*Task instructions*: In the blog post titled "One more kiss goodnight.", list each thing the writer says they are free to do during nap time.

*Source text*:
- - - - - - -
One more kiss goodnight.

Have you ever read Peter Pan? To be honest, I hadn't until this summer. I started it in the middle of a fancy toy shop in Cape Cod and promptly burst into tears. I think John made a blanket proclamation that I wasn't to read, ever again. Because emotions. 

"All children, except one, grow up. They soon know that they will grow up, and the way Wendy knew was this. One day when she was two years old she was playing in a garden, and she plucked another flower and ran with it to her mother. I suppose she must have looked rather delightful, for Mrs Darling put her hand to her heart and cried, 'Oh, why can't you remain like this for ever!' This was all that passed between them on the subject, but henceforth Wendy knew that she must grow up. You always know after you are two. Two is the beginning of the end." -Peter Pan, by J.M. Barrie

You can see where I'm going with this.
It's nap time as I write this post. I just rocked the baby into sleepy submission (Judah already sound asleep), and now I'm free for a few brief hours to catch up on chores, pay bills, maybe binge on What's Up Moms, sneak the last few Christmas M&Ms. I should be happy for a break, as I usually am, but on this day I'm a little sad.

In a month and a day, my sweet Abram will be one year old. I was warned by many a mom that the second child's first year flies by fast. I believed them all; I knew it would. But what I didn't understand was how fast they really meant. If there is something faster than the speed of light, its that of the first year of your second baby.

On the day of Abram's birth, my contractions began in early morning on a day we expected an epic snowstorm. Once we were sure I was in labor, we passed three or four accidents on the way to the hospital and prayed the whole time I was far enough along for us to be admitted so that we wouldn't have to trudge home and repeat the trip when things (labor and weather) were even worse. Thankfully, Abram was just a six hour labor and we stayed safe and sound at the hospital.

The snow continued to fall throughout the weekend. I remember kissing my new Abram's soft pile of newborn hair as I watched the snow cover cars parked outside. I remember sniffing his little face. Nothing smells or feels quite like your fresh, just-hours-old-out-of-the-womb baby.
- - - - - - -
*Supplied material*:
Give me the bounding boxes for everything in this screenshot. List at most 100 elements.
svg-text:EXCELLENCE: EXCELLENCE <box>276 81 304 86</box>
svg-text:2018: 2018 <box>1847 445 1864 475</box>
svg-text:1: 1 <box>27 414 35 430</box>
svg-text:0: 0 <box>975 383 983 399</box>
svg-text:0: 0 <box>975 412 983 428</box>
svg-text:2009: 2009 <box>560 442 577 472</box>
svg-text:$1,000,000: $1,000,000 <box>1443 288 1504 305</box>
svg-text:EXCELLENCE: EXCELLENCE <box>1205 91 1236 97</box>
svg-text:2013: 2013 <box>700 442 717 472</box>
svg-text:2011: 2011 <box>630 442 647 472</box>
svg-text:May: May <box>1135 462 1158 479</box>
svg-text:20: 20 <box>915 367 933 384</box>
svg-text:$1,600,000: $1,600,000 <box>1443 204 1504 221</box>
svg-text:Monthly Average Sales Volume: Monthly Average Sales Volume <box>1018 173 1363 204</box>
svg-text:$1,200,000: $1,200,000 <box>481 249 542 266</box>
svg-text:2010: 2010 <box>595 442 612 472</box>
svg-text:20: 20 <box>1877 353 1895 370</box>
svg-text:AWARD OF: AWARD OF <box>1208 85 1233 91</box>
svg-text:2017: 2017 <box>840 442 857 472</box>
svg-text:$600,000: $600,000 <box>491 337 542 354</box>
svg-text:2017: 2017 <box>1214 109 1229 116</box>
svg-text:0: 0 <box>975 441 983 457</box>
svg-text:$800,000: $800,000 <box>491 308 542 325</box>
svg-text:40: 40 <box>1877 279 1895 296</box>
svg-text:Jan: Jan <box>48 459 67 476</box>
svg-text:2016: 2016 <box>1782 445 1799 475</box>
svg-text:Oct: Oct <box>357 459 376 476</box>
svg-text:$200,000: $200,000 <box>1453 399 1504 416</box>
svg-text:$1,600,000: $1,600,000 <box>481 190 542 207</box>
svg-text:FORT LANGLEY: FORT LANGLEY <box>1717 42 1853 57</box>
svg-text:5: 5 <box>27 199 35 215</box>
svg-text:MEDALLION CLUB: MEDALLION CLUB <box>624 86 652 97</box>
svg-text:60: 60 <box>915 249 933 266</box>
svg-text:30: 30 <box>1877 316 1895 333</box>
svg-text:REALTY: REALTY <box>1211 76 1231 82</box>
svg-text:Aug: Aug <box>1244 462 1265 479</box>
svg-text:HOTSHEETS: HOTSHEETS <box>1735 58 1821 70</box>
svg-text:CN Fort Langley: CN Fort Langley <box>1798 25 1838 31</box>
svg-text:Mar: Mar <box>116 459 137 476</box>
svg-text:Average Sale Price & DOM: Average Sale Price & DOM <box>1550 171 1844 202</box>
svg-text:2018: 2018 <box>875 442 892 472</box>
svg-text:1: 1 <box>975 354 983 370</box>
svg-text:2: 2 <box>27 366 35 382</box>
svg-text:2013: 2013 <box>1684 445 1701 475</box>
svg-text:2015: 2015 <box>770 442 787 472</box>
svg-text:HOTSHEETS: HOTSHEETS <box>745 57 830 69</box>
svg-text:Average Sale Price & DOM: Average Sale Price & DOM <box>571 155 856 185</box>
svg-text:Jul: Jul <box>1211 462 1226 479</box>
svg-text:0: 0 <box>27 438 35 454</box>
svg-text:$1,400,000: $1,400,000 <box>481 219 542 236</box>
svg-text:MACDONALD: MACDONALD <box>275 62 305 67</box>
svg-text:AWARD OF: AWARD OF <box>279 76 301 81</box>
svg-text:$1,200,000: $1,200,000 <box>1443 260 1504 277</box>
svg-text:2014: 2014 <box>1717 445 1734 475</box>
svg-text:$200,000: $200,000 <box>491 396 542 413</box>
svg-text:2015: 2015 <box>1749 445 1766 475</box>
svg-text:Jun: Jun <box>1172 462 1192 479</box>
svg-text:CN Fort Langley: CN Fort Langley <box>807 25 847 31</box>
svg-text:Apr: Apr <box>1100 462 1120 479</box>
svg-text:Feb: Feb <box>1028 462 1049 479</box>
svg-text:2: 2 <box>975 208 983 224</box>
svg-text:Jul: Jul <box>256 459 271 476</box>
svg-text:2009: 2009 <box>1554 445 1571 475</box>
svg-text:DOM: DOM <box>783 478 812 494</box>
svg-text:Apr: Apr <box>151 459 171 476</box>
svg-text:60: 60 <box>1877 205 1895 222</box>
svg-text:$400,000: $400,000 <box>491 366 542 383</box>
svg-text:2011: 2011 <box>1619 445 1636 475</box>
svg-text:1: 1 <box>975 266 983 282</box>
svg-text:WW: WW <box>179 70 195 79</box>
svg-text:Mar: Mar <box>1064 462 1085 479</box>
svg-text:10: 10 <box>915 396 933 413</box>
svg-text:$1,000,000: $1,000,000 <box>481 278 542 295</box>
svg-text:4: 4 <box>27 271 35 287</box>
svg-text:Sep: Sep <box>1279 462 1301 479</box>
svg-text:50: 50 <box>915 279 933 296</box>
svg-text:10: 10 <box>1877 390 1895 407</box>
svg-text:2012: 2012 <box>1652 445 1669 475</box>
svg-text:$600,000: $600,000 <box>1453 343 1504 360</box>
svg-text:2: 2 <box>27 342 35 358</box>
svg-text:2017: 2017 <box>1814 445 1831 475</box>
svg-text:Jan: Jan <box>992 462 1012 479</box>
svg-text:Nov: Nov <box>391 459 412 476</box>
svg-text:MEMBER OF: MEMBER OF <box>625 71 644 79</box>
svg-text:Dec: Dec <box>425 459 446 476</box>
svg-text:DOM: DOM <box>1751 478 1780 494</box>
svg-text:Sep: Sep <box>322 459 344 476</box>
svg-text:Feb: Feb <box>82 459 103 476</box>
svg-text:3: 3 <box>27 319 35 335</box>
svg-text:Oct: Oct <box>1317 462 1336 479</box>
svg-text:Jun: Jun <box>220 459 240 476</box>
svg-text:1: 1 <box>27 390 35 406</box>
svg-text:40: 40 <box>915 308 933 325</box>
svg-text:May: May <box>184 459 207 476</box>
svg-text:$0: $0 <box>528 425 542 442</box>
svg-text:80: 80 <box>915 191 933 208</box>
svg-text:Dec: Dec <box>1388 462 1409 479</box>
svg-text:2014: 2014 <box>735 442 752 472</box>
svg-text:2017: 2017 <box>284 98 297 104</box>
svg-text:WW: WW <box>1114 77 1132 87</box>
- - - - - - -
*Result of this task*:
- Catch up on chores
- Pay bills
- Maybe binge on What's Up Moms
- Sneak the last few Christmas M&Ms